── Input material
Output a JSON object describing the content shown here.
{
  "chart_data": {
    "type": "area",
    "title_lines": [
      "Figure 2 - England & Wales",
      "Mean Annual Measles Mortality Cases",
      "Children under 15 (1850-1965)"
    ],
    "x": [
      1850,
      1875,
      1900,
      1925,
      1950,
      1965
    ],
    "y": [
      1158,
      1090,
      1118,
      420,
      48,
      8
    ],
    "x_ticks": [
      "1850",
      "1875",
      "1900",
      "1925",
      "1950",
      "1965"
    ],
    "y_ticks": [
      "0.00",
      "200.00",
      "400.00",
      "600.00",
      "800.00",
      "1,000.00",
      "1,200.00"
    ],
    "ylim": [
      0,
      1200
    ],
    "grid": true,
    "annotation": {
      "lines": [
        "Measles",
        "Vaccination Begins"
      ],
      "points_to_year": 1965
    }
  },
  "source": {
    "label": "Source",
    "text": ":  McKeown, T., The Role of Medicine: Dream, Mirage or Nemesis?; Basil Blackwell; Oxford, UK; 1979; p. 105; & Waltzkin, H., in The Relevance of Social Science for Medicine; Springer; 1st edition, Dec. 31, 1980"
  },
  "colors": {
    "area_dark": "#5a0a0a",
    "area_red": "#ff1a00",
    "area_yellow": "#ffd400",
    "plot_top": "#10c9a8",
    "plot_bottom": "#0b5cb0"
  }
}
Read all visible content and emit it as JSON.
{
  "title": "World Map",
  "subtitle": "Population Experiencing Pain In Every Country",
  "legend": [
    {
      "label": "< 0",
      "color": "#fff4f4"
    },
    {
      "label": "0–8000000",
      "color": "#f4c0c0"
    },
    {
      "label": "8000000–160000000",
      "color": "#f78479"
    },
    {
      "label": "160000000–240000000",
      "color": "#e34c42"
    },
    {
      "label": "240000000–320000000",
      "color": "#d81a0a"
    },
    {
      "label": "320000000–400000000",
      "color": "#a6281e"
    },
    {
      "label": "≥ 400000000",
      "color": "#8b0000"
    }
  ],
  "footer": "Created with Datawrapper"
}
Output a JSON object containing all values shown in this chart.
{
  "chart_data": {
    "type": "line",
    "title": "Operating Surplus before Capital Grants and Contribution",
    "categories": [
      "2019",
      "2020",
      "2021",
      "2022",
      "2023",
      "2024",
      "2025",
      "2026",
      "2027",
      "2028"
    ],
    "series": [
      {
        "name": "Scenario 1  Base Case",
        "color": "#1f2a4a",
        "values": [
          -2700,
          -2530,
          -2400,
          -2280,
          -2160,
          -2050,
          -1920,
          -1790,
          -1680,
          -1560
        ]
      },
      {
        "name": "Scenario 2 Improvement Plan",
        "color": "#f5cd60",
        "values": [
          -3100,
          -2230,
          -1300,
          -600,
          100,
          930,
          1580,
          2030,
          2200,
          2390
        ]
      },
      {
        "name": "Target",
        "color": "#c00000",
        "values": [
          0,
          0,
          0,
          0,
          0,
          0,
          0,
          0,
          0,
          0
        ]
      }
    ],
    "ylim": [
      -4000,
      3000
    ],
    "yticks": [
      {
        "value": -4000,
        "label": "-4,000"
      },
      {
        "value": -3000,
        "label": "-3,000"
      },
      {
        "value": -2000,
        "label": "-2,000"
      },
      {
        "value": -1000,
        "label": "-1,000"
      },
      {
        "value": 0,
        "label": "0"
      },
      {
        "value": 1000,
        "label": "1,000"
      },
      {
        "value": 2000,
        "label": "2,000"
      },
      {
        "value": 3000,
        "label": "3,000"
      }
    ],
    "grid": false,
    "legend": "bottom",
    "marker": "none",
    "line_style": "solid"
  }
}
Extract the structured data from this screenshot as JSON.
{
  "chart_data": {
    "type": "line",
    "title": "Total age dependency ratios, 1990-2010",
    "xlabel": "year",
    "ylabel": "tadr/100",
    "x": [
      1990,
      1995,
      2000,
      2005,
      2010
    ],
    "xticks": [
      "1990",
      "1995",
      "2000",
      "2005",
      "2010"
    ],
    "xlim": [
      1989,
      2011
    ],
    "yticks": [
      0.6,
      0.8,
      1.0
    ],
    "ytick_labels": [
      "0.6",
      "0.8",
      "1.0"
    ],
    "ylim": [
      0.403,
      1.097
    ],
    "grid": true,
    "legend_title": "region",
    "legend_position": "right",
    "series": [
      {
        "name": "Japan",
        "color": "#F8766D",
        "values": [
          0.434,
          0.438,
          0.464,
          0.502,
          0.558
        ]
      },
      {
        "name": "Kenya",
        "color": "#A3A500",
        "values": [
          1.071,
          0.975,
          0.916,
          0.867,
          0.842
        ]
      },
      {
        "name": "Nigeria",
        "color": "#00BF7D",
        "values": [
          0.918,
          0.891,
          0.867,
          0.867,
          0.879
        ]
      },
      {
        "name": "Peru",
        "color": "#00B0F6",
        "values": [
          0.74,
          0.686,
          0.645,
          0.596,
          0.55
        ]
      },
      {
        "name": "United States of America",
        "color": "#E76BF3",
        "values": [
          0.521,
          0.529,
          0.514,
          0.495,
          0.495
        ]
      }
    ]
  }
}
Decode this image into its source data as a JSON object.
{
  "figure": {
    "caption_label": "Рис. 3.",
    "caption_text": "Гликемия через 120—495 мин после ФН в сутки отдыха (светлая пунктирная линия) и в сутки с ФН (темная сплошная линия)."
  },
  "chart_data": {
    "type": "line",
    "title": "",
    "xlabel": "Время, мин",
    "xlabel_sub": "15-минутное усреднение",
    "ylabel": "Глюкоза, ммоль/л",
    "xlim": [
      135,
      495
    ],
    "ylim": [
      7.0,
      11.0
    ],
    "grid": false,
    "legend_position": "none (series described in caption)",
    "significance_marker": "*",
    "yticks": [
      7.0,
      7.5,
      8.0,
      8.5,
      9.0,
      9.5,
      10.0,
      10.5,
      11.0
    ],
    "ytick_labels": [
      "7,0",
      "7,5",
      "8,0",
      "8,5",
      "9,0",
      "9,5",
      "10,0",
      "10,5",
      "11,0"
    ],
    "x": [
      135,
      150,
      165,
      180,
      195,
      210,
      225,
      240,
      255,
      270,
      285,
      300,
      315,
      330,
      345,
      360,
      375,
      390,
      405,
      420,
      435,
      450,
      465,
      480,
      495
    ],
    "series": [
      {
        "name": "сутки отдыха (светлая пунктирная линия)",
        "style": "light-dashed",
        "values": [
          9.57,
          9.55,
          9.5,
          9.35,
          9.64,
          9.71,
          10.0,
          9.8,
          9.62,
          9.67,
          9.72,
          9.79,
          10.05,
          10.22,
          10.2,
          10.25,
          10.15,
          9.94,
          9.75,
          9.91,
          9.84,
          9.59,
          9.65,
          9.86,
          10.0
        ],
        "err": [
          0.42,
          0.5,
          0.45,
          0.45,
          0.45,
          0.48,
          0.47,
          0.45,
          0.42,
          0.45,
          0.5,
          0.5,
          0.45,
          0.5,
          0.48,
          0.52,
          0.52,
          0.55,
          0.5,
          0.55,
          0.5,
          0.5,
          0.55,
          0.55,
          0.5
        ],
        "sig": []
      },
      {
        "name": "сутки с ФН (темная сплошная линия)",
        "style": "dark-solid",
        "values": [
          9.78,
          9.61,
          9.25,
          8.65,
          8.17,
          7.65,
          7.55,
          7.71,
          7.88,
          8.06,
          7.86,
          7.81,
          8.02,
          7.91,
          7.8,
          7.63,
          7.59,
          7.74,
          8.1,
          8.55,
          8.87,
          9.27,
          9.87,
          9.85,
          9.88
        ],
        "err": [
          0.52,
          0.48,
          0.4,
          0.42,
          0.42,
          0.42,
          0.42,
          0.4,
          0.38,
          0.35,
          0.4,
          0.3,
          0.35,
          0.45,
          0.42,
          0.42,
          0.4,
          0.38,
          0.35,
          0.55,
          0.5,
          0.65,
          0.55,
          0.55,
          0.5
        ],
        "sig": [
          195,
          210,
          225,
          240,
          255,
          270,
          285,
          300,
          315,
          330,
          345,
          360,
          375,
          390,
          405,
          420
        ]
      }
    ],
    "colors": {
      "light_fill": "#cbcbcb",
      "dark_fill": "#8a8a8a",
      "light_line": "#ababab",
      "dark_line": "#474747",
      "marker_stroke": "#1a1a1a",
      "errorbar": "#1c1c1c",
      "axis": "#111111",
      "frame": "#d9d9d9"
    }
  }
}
────
▶ [To be done]: Extract all lines of the records above that include "Scenario".

▶ [Task result]:
        "name": "Scenario 1  Base Case",
        "name": "Scenario 2 Improvement Plan",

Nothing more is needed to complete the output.